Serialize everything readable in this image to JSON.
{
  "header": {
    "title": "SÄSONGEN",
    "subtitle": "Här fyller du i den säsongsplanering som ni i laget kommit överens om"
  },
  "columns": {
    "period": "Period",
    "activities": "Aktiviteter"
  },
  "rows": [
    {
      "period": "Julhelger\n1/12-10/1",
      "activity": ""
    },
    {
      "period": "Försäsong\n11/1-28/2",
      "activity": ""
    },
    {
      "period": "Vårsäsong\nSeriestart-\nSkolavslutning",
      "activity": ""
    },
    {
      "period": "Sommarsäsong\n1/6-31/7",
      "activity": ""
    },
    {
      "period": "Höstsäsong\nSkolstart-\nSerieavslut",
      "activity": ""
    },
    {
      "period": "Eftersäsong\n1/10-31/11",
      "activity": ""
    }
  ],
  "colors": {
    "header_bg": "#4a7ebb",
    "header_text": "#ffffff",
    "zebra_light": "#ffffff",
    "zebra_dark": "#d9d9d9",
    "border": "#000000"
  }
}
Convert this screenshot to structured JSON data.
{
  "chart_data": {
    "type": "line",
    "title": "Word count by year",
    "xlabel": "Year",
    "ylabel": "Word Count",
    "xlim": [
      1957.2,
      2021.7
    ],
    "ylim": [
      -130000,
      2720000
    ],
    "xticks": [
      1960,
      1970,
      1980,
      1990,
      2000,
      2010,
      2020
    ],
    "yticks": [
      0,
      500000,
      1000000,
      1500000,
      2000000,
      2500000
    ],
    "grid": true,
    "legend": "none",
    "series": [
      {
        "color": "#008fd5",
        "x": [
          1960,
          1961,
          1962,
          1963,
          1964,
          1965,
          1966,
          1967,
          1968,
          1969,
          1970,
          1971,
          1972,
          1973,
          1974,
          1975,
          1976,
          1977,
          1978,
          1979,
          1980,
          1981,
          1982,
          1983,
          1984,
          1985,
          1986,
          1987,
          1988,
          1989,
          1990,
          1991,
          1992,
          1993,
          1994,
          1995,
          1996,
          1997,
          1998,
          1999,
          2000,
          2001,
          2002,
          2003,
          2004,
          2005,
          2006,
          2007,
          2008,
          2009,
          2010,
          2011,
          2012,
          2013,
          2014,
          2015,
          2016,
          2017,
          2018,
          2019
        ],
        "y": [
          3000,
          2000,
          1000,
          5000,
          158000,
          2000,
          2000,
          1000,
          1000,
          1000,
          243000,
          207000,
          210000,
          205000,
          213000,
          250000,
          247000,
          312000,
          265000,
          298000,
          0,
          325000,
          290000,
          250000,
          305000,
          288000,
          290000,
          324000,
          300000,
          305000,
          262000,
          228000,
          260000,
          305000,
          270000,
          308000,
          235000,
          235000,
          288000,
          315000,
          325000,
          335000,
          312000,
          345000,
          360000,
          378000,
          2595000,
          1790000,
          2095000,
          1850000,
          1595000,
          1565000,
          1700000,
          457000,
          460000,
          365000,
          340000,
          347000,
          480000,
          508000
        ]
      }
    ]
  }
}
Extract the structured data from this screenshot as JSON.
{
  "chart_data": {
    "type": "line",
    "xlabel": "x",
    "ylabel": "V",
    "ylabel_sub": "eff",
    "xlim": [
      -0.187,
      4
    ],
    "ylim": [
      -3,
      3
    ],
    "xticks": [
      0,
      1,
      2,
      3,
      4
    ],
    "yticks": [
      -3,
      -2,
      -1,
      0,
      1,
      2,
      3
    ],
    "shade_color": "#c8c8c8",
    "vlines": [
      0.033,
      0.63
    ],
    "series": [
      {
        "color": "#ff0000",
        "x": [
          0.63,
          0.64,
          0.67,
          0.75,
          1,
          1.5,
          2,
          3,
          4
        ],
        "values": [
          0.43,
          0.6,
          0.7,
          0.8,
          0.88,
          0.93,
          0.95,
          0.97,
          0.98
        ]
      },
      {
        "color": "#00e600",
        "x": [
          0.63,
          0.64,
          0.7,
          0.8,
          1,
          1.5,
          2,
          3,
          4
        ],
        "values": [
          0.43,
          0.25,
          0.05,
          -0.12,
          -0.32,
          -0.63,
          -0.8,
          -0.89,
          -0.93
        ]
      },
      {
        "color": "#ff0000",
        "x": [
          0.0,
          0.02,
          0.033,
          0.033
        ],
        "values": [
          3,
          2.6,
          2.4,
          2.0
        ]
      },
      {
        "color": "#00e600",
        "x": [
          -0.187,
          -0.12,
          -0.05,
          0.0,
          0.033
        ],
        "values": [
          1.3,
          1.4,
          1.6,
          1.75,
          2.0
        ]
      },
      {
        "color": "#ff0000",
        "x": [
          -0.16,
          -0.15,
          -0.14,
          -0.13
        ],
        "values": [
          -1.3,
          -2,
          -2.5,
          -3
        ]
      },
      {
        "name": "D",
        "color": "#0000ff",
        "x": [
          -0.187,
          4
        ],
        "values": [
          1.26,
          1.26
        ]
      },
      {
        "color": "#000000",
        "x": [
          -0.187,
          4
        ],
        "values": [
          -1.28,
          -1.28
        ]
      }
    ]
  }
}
--------------------------------------------------
## TASK DESCRIPTION
Make an exact copy of every line in the data.

## OUTPUT BELOW
Serialize everything readable in this image to JSON.
{
  "header": {
    "title": "SÄSONGEN",
    "subtitle": "Här fyller du i den säsongsplanering som ni i laget kommit överens om"
  },
  "columns": {
    "period": "Period",
    "activities": "Aktiviteter"
  },
  "rows": [
    {
      "period": "Julhelger\n1/12-10/1",
      "activity": ""
    },
    {
      "period": "Försäsong\n11/1-28/2",
      "activity": ""
    },
    {
      "period": "Vårsäsong\nSeriestart-\nSkolavslutning",
      "activity": ""
    },
    {
      "period": "Sommarsäsong\n1/6-31/7",
      "activity": ""
    },
    {
      "period": "Höstsäsong\nSkolstart-\nSerieavslut",
      "activity": ""
    },
    {
      "period": "Eftersäsong\n1/10-31/11",
      "activity": ""
    }
  ],
  "colors": {
    "header_bg": "#4a7ebb",
    "header_text": "#ffffff",
    "zebra_light": "#ffffff",
    "zebra_dark": "#d9d9d9",
    "border": "#000000"
  }
}
Convert this screenshot to structured JSON data.
{
  "chart_data": {
    "type": "line",
    "title": "Word count by year",
    "xlabel": "Year",
    "ylabel": "Word Count",
    "xlim": [
      1957.2,
      2021.7
    ],
    "ylim": [
      -130000,
      2720000
    ],
    "xticks": [
      1960,
      1970,
      1980,
      1990,
      2000,
      2010,
      2020
    ],
    "yticks": [
      0,
      500000,
      1000000,
      1500000,
      2000000,
      2500000
    ],
    "grid": true,
    "legend": "none",
    "series": [
      {
        "color": "#008fd5",
        "x": [
          1960,
          1961,
          1962,
          1963,
          1964,
          1965,
          1966,
          1967,
          1968,
          1969,
          1970,
          1971,
          1972,
          1973,
          1974,
          1975,
          1976,
          1977,
          1978,
          1979,
          1980,
          1981,
          1982,
          1983,
          1984,
          1985,
          1986,
          1987,
          1988,
          1989,
          1990,
          1991,
          1992,
          1993,
          1994,
          1995,
          1996,
          1997,
          1998,
          1999,
          2000,
          2001,
          2002,
          2003,
          2004,
          2005,
          2006,
          2007,
          2008,
          2009,
          2010,
          2011,
          2012,
          2013,
          2014,
          2015,
          2016,
          2017,
          2018,
          2019
        ],
        "y": [
          3000,
          2000,
          1000,
          5000,
          158000,
          2000,
          2000,
          1000,
          1000,
          1000,
          243000,
          207000,
          210000,
          205000,
          213000,
          250000,
          247000,
          312000,
          265000,
          298000,
          0,
          325000,
          290000,
          250000,
          305000,
          288000,
          290000,
          324000,
          300000,
          305000,
          262000,
          228000,
          260000,
          305000,
          270000,
          308000,
          235000,
          235000,
          288000,
          315000,
          325000,
          335000,
          312000,
          345000,
          360000,
          378000,
          2595000,
          1790000,
          2095000,
          1850000,
          1595000,
          1565000,
          1700000,
          457000,
          460000,
          365000,
          340000,
          347000,
          480000,
          508000
        ]
      }
    ]
  }
}
Extract the structured data from this screenshot as JSON.
{
  "chart_data": {
    "type": "line",
    "xlabel": "x",
    "ylabel": "V",
    "ylabel_sub": "eff",
    "xlim": [
      -0.187,
      4
    ],
    "ylim": [
      -3,
      3
    ],
    "xticks": [
      0,
      1,
      2,
      3,
      4
    ],
    "yticks": [
      -3,
      -2,
      -1,
      0,
      1,
      2,
      3
    ],
    "shade_color": "#c8c8c8",
    "vlines": [
      0.033,
      0.63
    ],
    "series": [
      {
        "color": "#ff0000",
        "x": [
          0.63,
          0.64,
          0.67,
          0.75,
          1,
          1.5,
          2,
          3,
          4
        ],
        "values": [
          0.43,
          0.6,
          0.7,
          0.8,
          0.88,
          0.93,
          0.95,
          0.97,
          0.98
        ]
      },
      {
        "color": "#00e600",
        "x": [
          0.63,
          0.64,
          0.7,
          0.8,
          1,
          1.5,
          2,
          3,
          4
        ],
        "values": [
          0.43,
          0.25,
          0.05,
          -0.12,
          -0.32,
          -0.63,
          -0.8,
          -0.89,
          -0.93
        ]
      },
      {
        "color": "#ff0000",
        "x": [
          0.0,
          0.02,
          0.033,
          0.033
        ],
        "values": [
          3,
          2.6,
          2.4,
          2.0
        ]
      },
      {
        "color": "#00e600",
        "x": [
          -0.187,
          -0.12,
          -0.05,
          0.0,
          0.033
        ],
        "values": [
          1.3,
          1.4,
          1.6,
          1.75,
          2.0
        ]
      },
      {
        "color": "#ff0000",
        "x": [
          -0.16,
          -0.15,
          -0.14,
          -0.13
        ],
        "values": [
          -1.3,
          -2,
          -2.5,
          -3
        ]
      },
      {
        "name": "D",
        "color": "#0000ff",
        "x": [
          -0.187,
          4
        ],
        "values": [
          1.26,
          1.26
        ]
      },
      {
        "color": "#000000",
        "x": [
          -0.187,
          4
        ],
        "values": [
          -1.28,
          -1.28
        ]
      }
    ]
  }
}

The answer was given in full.